**Task directions**
Restate the whole of the material. Keep every word, and drop the pictures.

**Material for this task**
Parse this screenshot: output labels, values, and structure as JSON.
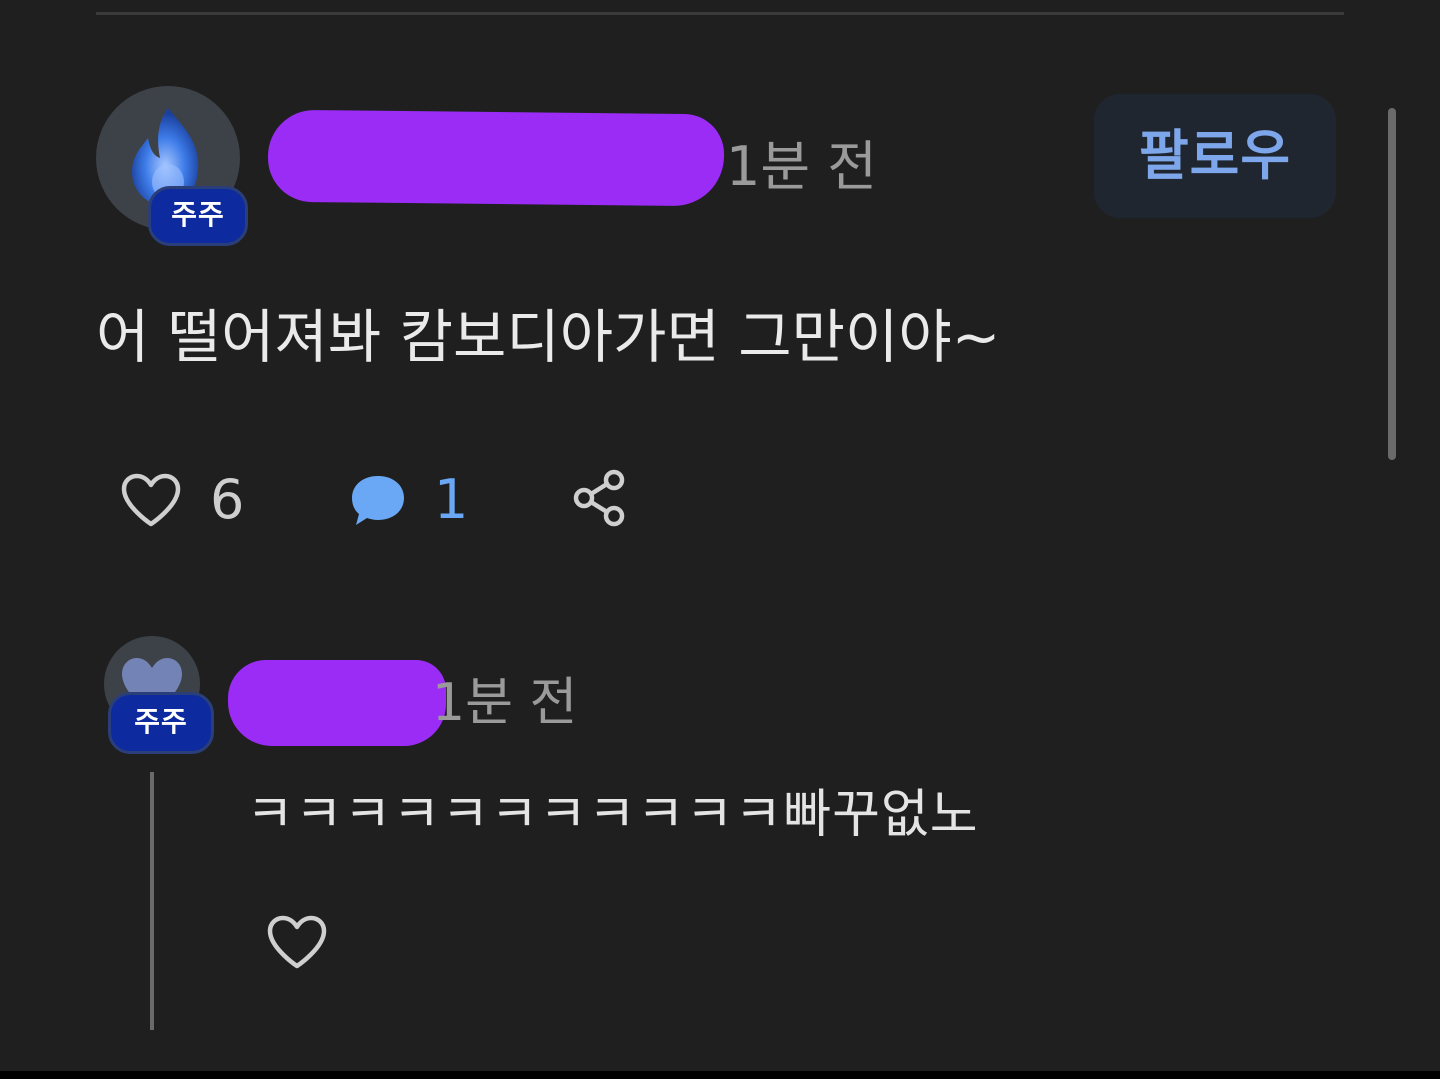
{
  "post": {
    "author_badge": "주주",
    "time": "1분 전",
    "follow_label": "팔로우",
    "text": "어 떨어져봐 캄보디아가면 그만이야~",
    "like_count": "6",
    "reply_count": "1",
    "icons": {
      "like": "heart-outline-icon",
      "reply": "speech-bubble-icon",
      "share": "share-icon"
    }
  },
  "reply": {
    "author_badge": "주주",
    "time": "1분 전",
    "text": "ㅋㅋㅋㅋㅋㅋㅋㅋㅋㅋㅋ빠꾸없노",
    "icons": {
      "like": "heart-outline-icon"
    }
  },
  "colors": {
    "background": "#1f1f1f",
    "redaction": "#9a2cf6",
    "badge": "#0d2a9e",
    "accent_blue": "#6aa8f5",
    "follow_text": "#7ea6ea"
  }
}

**Output for this task**
Parse this screenshot: output labels, values, and structure as JSON.
{
  "post": {
    "author_badge": "주주",
    "time": "1분 전",
    "follow_label": "팔로우",
    "text": "어 떨어져봐 캄보디아가면 그만이야~",
    "like_count": "6",
    "reply_count": "1",
    "icons": {
      "like": "heart-outline-icon",
      "reply": "speech-bubble-icon",
      "share": "share-icon"
    }
  },
  "reply": {
    "author_badge": "주주",
    "time": "1분 전",
    "text": "ㅋㅋㅋㅋㅋㅋㅋㅋㅋㅋㅋ빠꾸없노",
    "icons": {
      "like": "heart-outline-icon"
    }
  },
  "colors": {
    "background": "#1f1f1f",
    "redaction": "#9a2cf6",
    "badge": "#0d2a9e",
    "accent_blue": "#6aa8f5",
    "follow_text": "#7ea6ea"
  }
}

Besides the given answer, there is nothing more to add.